> What the exercise asks:
Write out the lines from the one containing "kpi-value-total: / 300000 (344, 92, 368, 98)" up to and including the one containing "stat-item: 15/ 1000 Ready", reproducing them precisely.

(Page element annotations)
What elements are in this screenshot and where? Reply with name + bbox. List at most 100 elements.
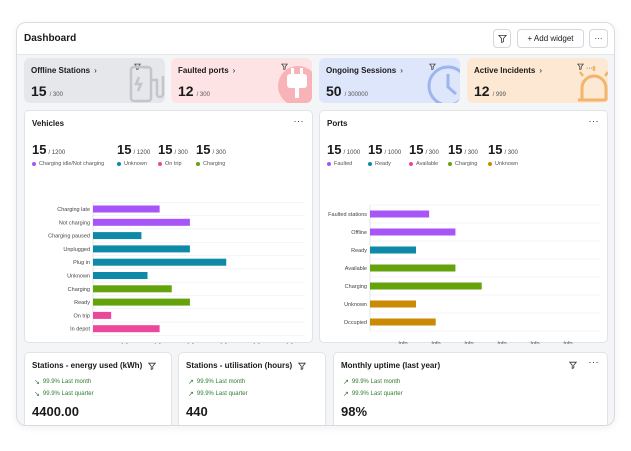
kpi-value-total: / 300000 (344, 92, 368, 98)
add-widget-button[interactable]: + Add widget (517, 29, 584, 48)
filter-icon[interactable] (576, 63, 585, 71)
kpi-value: 50/ 300000 (326, 83, 368, 99)
card-title: Vehicles (32, 119, 65, 128)
stat-item: 15/ 1000 Ready (368, 141, 401, 167)
trend-text: 99.9% Last month (196, 379, 246, 385)
plug-icon (278, 66, 312, 103)
stat-total: / 1000 (343, 150, 361, 156)
filter-icon[interactable] (428, 63, 437, 71)
more-options-button[interactable]: ··· (589, 29, 608, 48)
stat-legend: Charging (448, 161, 478, 167)
trend-text: 99.9% Last quarter (351, 391, 403, 397)
legend-dot-icon (488, 162, 492, 166)
metric-value: 98% (341, 404, 368, 419)
tick-label: Info (154, 343, 163, 344)
trend-text: 99.9% Last month (351, 379, 401, 385)
legend-label: On trip (165, 161, 182, 167)
stat-number: 15 (488, 142, 503, 157)
clock-icon (427, 65, 460, 103)
kpi-active-incidents[interactable]: Active Incidents › 12/ 999 ··· (467, 58, 608, 103)
kpi-value-total: / 999 (492, 92, 506, 98)
legend-label: Charging idle/Not charging (39, 161, 105, 167)
stat-legend: Unknown (117, 161, 150, 167)
kpi-ongoing-sessions[interactable]: Ongoing Sessions › 50/ 300000 ··· (319, 58, 460, 103)
filter-button[interactable] (493, 29, 511, 48)
stat-legend: On trip (158, 161, 188, 167)
chevron-right-icon: › (94, 66, 97, 75)
stat-total: / 300 (174, 150, 188, 156)
filter-icon[interactable] (298, 362, 307, 370)
dashboard-header: Dashboard + Add widget ··· (17, 23, 614, 55)
stat-value: 15/ 1000 (327, 141, 360, 159)
stat-number: 15 (409, 142, 424, 157)
filter-icon[interactable] (280, 63, 289, 71)
more-options-button[interactable]: ··· (293, 116, 304, 126)
stat-item: 15/ 1000 Faulted (327, 141, 360, 167)
stat-item: 15/ 300 Unknown (488, 141, 518, 167)
trend-up-icon: ↗ (343, 391, 349, 398)
stat-legend: Charging (196, 161, 226, 167)
filter-icon[interactable] (569, 361, 577, 369)
stat-total: / 1200 (48, 150, 66, 156)
legend-label: Ready (375, 161, 391, 167)
category-label: Not charging (59, 220, 90, 226)
bar (93, 218, 190, 226)
bar (370, 228, 456, 236)
category-label: Plug in (73, 260, 90, 266)
category-label: On trip (73, 313, 90, 319)
card-title: Monthly uptime (last year) (341, 361, 440, 370)
trend-up-icon: ↗ (188, 391, 194, 398)
tick-label: Info (286, 343, 295, 344)
stat-legend: Unknown (488, 161, 518, 167)
kpi-title: Faulted ports › (178, 66, 235, 75)
kpi-value: 12/ 300 (178, 83, 210, 99)
bar (370, 264, 456, 272)
card-title-text: Stations - utilisation (hours) (186, 361, 293, 370)
more-options-button[interactable]: ··· (588, 357, 599, 367)
stat-value: 15/ 1200 (117, 141, 150, 159)
filter-icon[interactable] (148, 362, 157, 370)
metric-value: 4400.00 (32, 404, 79, 419)
bar (370, 210, 430, 218)
stat-legend: Ready (368, 161, 401, 167)
kpi-title: Offline Stations › (31, 66, 97, 75)
stat-item: 15/ 300 Available (409, 141, 439, 167)
legend-label: Available (416, 161, 439, 167)
stat-total: / 300 (464, 150, 478, 156)
stat-value: 15/ 1000 (368, 141, 401, 159)
vehicles-bar-chart: Charging late Not charging Charging paused… (48, 202, 305, 344)
category-label: Unplugged (63, 247, 90, 253)
bar (93, 232, 142, 240)
stat-total: / 1200 (133, 150, 151, 156)
trend-last-quarter: ↗ 99.9% Last quarter (343, 390, 403, 398)
kpi-value: 15/ 300 (31, 83, 63, 99)
category-label: Ready (351, 248, 367, 254)
kpi-value-total: / 300 (49, 92, 63, 98)
more-options-button[interactable]: ··· (588, 116, 599, 126)
tick-label: Info (398, 341, 407, 344)
tick-label: Info (464, 341, 473, 344)
kpi-value: 12/ 999 (474, 83, 506, 99)
trend-down-icon: ↘ (34, 379, 40, 386)
stat-value: 15/ 300 (409, 141, 439, 159)
more-icon[interactable]: ··· (142, 65, 150, 72)
alarm-icon (578, 66, 608, 102)
bar (93, 285, 172, 293)
legend-label: Unknown (495, 161, 518, 167)
category-label: Charging (68, 287, 90, 293)
tick-label: Info (253, 343, 262, 344)
kpi-value-total: / 300 (196, 92, 210, 98)
trend-last-month: ↗ 99.9% Last month (343, 378, 400, 386)
trend-last-quarter: ↗ 99.9% Last quarter (188, 390, 248, 398)
tick-label: Info (431, 341, 440, 344)
card-title-text: Stations - energy used (kWh) (32, 361, 143, 370)
kpi-value-number: 12 (474, 83, 490, 99)
tick-label: Info (563, 341, 572, 344)
legend-label: Charging (203, 161, 226, 167)
more-icon[interactable]: ··· (585, 65, 593, 72)
bar (93, 245, 190, 253)
kpi-faulted-ports[interactable]: Faulted ports› 12/ 300 ··· (171, 58, 312, 103)
stat-number: 15 (448, 142, 463, 157)
category-label: Available (345, 266, 367, 272)
kpi-offline-stations[interactable]: Offline Stations › 15/ 300 ··· (24, 58, 165, 103)
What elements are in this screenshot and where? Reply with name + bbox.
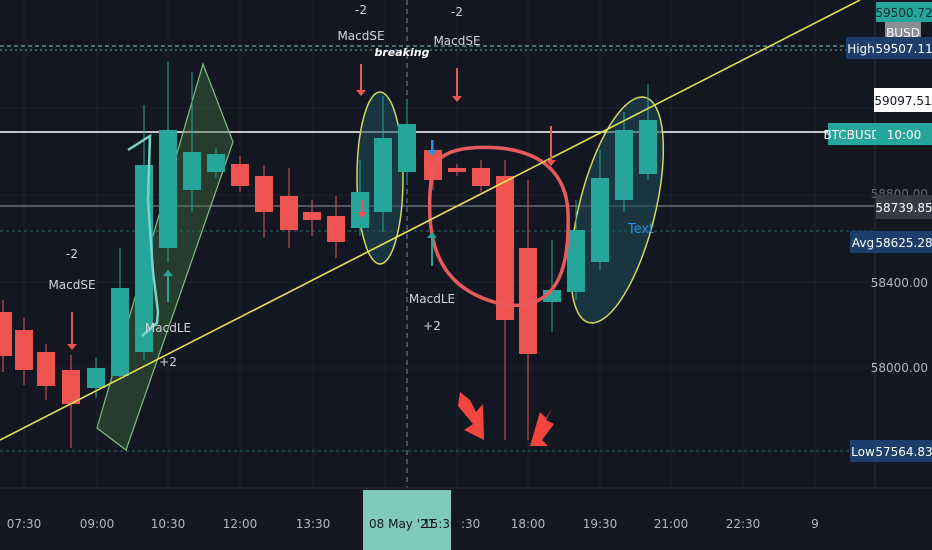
symbol-label: BTCBUSD: [823, 128, 880, 142]
signal-se-2-count: -2: [355, 3, 367, 17]
high-value: 59507.11: [875, 42, 932, 56]
time-axis[interactable]: [0, 488, 932, 550]
candle-22[interactable]: [519, 248, 537, 354]
symbol-countdown: 10:00: [887, 128, 922, 142]
candle-4[interactable]: [87, 368, 105, 388]
crosshair-date: 08 May '21: [369, 517, 435, 531]
signal-arrow-3: [546, 126, 556, 166]
candle-10[interactable]: [231, 164, 249, 186]
candle-5[interactable]: [111, 288, 129, 376]
signal-arrow-7: [427, 140, 437, 156]
time-tick-1330: 13:30: [296, 517, 331, 531]
signal-arrow-5: [427, 232, 437, 266]
candle-0[interactable]: [0, 312, 12, 356]
signal-se-1: -2 MacdSE: [48, 247, 95, 292]
signal-le-1-count: +2: [159, 355, 177, 369]
time-tick-0730: 07:30: [7, 517, 42, 531]
candle-24[interactable]: [567, 230, 585, 292]
symbol-tag: BTCBUSD 10:00: [823, 123, 932, 145]
candle-12[interactable]: [280, 196, 298, 230]
signal-se-3-count: -2: [451, 5, 463, 19]
signal-se-3-label: MacdSE: [433, 34, 480, 48]
signal-arrow-2: [452, 68, 462, 102]
candle-11[interactable]: [255, 176, 273, 212]
candle-20[interactable]: [472, 168, 490, 186]
signal-le-2-count: +2: [423, 319, 441, 333]
cursor-price-tag: 59097.51: [874, 88, 932, 112]
time-tick-1800: 18:00: [511, 517, 546, 531]
red-circle-drawing[interactable]: [427, 145, 570, 308]
candle-14[interactable]: [327, 216, 345, 242]
low-tag: Low 57564.83: [850, 440, 932, 462]
crosshair-price-tag: 58739.85: [875, 195, 932, 219]
signal-se-3: -2 MacdSE: [433, 5, 480, 48]
avg-label: Avg: [852, 236, 874, 250]
low-value: 57564.83: [875, 445, 932, 459]
text-drawing-label[interactable]: Text: [627, 222, 654, 237]
signal-le-2: MacdLE +2: [409, 292, 455, 333]
signal-se-1-label: MacdSE: [48, 278, 95, 292]
yellow-trend-line[interactable]: [0, 0, 861, 441]
low-label: Low: [851, 445, 875, 459]
avg-value: 58625.28: [875, 236, 932, 250]
top-price-tag: 59500.72: [875, 2, 932, 22]
time-tick-1200: 12:00: [223, 517, 258, 531]
candle-7[interactable]: [159, 130, 177, 248]
signal-markers: [67, 64, 556, 350]
time-tick-1930: 19:30: [583, 517, 618, 531]
candle-16[interactable]: [374, 138, 392, 212]
candle-1[interactable]: [15, 330, 33, 370]
time-tick-2230: 22:30: [726, 517, 761, 531]
signal-se-2-label: MacdSE: [337, 29, 384, 43]
busd-label: BUSD: [886, 26, 920, 40]
price-tick-58400: 58400.00: [871, 276, 928, 290]
red-arrow-2: [530, 408, 554, 446]
red-arrow-1: [458, 392, 484, 440]
top-price-value: 59500.72: [875, 6, 932, 20]
candle-9[interactable]: [207, 154, 225, 172]
candles: [0, 120, 657, 404]
signal-arrow-0: [67, 312, 77, 350]
candle-13[interactable]: [303, 212, 321, 220]
avg-tag: Avg 58625.28: [850, 231, 932, 253]
crosshair-price-value: 58739.85: [875, 201, 932, 215]
signal-arrow-4: [163, 270, 173, 302]
time-tick-0900: 09:00: [80, 517, 115, 531]
candle-3[interactable]: [62, 370, 80, 404]
cursor-price-value: 59097.51: [874, 94, 931, 108]
signal-le-1-label: MacdLE: [145, 321, 191, 335]
teal-trend-path[interactable]: [127, 133, 160, 337]
candle-27[interactable]: [639, 120, 657, 174]
time-tick-partial: :30: [461, 517, 480, 531]
candle-17[interactable]: [398, 124, 416, 172]
crosshair-time-tag: 08 May '21 15:30: [363, 490, 458, 550]
signal-se-2: -2 MacdSE: [337, 3, 384, 43]
candle-26[interactable]: [615, 130, 633, 200]
candle-21[interactable]: [496, 176, 514, 320]
high-label: High: [847, 42, 875, 56]
signal-le-1: MacdLE +2: [145, 321, 191, 369]
candle-8[interactable]: [183, 152, 201, 190]
candle-15[interactable]: [351, 192, 369, 228]
breaking-label: breaking: [375, 46, 430, 59]
signal-arrow-6: [357, 200, 367, 218]
price-tick-58000: 58000.00: [871, 361, 928, 375]
candle-2[interactable]: [37, 352, 55, 386]
signal-le-2-label: MacdLE: [409, 292, 455, 306]
crosshair-time: 15:30: [423, 517, 458, 531]
time-tick-9: 9: [811, 517, 819, 531]
signal-se-1-count: -2: [66, 247, 78, 261]
signal-arrow-1: [356, 64, 366, 96]
high-tag: High 59507.11: [846, 37, 932, 59]
candle-19[interactable]: [448, 168, 466, 172]
time-tick-1030: 10:30: [151, 517, 186, 531]
time-tick-2100: 21:00: [654, 517, 689, 531]
candle-25[interactable]: [591, 178, 609, 262]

> Exercise answer:
kpi-value-total: / 300000 (344, 92, 368, 98)
add-widget-button[interactable]: + Add widget (517, 29, 584, 48)
filter-icon[interactable] (576, 63, 585, 71)
kpi-value: 50/ 300000 (326, 83, 368, 99)
card-title: Vehicles (32, 119, 65, 128)
stat-item: 15/ 1000 Ready (368, 141, 401, 167)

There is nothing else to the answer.